→ Data drawn from a collection:
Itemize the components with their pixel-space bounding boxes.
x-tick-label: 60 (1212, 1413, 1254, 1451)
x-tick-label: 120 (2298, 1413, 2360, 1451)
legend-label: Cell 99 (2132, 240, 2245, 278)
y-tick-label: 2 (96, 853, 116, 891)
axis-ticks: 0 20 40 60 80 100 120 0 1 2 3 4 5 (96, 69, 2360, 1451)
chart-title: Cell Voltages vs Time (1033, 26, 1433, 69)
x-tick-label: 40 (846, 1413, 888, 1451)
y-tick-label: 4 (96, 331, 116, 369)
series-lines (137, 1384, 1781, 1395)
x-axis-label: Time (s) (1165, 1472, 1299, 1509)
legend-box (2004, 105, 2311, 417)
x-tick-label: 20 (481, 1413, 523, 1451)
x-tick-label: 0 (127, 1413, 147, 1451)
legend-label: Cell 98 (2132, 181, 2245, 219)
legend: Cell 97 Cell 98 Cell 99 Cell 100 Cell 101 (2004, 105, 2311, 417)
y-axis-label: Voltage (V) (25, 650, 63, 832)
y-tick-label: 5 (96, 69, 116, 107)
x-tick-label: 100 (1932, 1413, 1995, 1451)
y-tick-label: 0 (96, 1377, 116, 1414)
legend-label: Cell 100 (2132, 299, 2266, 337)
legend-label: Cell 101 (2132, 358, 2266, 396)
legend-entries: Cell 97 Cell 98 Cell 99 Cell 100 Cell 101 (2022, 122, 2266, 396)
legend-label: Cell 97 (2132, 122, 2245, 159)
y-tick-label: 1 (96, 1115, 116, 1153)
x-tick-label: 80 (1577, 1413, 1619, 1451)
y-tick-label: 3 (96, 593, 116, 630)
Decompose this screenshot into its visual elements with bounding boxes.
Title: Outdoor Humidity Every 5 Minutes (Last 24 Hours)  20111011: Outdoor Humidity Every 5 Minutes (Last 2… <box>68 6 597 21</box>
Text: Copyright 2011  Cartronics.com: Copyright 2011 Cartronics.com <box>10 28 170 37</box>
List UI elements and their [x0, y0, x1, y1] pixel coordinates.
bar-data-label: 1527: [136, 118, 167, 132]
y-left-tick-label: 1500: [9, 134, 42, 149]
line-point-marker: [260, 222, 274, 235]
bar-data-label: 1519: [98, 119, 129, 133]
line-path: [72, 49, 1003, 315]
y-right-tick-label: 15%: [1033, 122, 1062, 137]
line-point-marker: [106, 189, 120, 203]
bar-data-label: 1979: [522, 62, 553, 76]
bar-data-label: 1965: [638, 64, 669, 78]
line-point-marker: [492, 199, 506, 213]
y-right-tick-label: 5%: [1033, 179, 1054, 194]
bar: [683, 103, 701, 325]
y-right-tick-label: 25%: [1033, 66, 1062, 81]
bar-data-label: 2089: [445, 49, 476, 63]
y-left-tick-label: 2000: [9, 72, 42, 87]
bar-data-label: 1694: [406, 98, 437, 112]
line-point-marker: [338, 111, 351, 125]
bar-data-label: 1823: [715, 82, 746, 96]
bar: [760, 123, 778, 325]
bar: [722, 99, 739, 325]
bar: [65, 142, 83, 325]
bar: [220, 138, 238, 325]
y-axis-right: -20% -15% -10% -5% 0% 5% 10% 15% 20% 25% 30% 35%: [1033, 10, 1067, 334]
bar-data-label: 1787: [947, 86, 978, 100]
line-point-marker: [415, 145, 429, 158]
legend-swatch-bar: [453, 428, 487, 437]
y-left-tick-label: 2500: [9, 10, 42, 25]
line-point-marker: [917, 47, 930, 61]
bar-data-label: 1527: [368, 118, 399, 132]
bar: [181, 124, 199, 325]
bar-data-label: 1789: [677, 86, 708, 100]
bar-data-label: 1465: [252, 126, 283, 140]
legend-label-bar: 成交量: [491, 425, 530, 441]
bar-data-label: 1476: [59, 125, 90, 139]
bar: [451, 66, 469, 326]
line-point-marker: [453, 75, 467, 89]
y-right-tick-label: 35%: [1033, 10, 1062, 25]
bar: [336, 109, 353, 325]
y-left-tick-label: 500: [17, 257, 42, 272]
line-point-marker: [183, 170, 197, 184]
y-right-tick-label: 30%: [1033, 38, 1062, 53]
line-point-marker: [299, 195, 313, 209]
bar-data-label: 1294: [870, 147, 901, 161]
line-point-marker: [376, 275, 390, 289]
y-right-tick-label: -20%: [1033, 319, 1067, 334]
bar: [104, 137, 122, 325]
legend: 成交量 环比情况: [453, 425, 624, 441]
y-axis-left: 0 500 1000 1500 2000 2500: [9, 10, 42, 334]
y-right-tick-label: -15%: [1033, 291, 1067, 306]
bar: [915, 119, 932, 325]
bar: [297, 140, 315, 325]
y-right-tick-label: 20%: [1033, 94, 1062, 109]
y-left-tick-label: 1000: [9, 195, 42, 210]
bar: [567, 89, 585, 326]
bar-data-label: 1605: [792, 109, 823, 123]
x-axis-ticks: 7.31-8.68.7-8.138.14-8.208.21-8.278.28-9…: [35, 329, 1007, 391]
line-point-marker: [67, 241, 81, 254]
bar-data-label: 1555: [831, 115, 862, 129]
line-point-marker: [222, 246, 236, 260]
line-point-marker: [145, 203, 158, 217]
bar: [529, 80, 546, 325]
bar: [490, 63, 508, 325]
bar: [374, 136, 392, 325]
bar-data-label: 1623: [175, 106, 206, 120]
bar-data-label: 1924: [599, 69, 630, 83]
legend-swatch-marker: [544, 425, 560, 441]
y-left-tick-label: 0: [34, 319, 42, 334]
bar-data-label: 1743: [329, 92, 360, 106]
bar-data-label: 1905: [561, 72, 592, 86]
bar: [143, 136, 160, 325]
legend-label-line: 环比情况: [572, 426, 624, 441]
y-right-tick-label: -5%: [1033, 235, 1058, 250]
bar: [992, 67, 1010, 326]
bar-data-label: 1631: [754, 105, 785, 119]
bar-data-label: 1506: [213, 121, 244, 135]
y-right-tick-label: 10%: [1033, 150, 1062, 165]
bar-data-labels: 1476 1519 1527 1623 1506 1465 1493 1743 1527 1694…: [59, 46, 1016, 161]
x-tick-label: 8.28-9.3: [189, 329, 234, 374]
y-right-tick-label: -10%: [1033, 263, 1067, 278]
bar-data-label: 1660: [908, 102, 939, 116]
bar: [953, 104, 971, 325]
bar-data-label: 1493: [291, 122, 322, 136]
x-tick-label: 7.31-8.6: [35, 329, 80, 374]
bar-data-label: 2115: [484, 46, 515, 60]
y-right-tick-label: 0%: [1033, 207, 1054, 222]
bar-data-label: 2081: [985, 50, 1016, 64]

→ TASK GOAL:
Gather every line from the items above that contains the word "bounding". Treat uppercase and lowercase letters as different.

→ TASK RESULT:
Itemize the components with their pixel-space bounding boxes.
Decompose this screenshot into its visual elements with bounding boxes.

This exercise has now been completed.